## START RECORDS FOR THIS TASK

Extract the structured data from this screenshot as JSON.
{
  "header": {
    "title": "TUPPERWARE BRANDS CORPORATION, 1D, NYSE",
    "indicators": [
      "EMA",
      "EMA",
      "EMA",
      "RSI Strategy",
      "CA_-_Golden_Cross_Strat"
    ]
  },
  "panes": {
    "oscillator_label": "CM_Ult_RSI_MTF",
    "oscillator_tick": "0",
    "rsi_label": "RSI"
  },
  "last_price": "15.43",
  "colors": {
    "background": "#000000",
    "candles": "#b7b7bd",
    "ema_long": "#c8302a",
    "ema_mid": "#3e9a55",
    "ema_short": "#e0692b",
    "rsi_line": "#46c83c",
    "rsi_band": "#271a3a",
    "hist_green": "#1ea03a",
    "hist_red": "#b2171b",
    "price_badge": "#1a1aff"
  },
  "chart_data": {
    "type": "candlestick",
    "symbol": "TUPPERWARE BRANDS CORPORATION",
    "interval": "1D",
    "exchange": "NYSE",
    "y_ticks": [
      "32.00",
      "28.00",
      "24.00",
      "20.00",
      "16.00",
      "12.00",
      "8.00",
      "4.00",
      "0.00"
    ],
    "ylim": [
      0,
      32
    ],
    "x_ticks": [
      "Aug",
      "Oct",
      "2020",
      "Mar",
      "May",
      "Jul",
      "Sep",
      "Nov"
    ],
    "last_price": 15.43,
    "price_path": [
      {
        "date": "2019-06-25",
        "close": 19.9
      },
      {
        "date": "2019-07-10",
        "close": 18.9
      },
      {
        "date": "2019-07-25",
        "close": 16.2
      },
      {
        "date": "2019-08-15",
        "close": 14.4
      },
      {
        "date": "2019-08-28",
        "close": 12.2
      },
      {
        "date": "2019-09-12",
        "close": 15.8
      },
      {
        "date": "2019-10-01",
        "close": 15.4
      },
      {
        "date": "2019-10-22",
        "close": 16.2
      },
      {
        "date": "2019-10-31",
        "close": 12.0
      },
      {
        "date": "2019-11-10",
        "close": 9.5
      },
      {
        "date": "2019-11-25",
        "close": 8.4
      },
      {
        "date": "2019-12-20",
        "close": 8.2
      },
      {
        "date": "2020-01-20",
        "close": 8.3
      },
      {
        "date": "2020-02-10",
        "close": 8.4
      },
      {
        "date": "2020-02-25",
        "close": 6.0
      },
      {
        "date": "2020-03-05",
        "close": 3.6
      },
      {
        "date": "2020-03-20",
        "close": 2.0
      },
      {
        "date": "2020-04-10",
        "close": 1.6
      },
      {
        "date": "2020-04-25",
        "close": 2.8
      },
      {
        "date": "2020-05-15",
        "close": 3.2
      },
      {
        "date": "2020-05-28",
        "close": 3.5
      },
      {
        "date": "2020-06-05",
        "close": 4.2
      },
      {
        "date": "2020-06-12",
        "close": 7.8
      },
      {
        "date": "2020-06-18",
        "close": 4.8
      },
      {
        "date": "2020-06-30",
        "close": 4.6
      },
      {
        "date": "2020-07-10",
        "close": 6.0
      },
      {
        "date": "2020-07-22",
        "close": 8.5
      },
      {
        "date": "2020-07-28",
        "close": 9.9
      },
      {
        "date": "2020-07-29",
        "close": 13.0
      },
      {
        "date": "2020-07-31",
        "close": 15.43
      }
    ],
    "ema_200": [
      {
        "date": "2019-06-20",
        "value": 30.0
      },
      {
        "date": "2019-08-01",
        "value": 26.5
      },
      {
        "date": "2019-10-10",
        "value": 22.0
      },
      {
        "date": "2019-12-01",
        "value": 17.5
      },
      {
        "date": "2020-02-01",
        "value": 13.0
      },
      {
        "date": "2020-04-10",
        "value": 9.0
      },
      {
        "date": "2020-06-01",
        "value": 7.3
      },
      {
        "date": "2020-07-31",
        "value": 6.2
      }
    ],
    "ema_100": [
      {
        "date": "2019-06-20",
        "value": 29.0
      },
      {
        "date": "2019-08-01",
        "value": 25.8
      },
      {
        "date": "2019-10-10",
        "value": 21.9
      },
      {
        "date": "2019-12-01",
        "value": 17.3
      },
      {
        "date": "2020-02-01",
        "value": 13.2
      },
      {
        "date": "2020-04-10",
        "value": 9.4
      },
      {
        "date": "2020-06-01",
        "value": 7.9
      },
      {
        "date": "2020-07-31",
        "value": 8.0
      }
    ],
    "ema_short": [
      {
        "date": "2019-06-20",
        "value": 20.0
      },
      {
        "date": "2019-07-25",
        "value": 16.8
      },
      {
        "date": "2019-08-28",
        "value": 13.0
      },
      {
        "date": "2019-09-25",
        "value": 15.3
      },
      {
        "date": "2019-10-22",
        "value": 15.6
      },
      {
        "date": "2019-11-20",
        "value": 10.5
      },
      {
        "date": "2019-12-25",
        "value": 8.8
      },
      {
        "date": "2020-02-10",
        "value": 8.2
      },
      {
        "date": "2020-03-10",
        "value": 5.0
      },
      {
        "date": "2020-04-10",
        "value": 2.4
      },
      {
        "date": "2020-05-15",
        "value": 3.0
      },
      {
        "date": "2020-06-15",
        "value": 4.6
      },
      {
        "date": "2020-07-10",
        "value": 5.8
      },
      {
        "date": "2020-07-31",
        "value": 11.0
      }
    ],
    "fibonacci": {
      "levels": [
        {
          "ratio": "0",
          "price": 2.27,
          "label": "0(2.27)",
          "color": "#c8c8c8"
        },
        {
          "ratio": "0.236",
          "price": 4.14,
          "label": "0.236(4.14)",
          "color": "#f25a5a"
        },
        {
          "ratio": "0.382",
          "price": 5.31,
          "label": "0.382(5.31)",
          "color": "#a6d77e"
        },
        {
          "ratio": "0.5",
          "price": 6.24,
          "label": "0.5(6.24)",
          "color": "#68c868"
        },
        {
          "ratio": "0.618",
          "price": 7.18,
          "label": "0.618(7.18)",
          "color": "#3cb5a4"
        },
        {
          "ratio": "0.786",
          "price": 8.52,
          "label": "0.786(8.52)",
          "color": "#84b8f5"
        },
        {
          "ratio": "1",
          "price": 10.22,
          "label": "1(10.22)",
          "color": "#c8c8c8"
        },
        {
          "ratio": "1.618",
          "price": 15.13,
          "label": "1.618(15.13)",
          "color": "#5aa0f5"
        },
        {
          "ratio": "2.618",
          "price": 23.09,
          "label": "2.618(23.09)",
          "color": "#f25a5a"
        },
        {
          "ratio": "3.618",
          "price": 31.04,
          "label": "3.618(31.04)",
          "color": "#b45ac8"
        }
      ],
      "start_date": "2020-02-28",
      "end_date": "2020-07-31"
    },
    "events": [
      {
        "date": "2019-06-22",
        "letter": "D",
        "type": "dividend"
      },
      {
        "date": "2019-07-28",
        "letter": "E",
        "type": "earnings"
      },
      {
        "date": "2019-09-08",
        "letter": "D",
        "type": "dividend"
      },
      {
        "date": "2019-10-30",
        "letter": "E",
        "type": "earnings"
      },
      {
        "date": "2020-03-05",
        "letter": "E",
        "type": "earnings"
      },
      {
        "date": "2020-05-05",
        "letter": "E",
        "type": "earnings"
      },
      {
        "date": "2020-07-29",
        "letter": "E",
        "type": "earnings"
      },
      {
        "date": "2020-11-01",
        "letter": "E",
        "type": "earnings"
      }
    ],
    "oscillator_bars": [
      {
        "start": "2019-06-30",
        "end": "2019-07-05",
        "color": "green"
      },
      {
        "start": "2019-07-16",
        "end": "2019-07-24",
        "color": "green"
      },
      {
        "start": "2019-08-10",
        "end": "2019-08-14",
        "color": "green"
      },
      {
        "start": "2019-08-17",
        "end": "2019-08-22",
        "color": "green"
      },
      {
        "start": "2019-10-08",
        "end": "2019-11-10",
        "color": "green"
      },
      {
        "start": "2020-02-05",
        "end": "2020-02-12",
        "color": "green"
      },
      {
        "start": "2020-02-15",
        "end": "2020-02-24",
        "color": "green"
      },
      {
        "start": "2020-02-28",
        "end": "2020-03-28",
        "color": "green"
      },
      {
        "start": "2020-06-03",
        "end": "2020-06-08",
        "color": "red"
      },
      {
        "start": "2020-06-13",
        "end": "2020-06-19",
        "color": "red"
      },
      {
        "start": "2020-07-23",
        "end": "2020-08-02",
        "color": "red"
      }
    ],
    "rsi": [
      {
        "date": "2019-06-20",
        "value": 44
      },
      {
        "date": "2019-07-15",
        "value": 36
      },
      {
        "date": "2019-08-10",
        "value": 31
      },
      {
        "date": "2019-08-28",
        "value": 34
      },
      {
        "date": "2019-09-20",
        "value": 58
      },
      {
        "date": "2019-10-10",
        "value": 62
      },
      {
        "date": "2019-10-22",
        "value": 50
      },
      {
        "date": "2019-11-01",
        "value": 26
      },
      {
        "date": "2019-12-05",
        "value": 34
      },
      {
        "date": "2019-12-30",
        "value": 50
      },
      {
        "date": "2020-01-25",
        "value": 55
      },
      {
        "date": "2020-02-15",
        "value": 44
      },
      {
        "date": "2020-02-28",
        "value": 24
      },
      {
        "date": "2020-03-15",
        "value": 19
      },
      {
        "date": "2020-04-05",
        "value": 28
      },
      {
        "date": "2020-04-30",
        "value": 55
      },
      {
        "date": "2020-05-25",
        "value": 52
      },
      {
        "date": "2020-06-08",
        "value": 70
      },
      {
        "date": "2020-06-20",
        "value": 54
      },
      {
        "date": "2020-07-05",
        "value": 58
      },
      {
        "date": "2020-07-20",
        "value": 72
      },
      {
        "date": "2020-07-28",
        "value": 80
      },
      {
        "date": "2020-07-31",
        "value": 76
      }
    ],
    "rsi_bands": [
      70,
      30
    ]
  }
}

## END RECORDS FOR THIS TASK

Identify the lines above with the word "TUPPERWARE". Copy them.

**ANSWER TO THIS PROBLEM**
    "title": "TUPPERWARE BRANDS CORPORATION, 1D, NYSE",
    "symbol": "TUPPERWARE BRANDS CORPORATION",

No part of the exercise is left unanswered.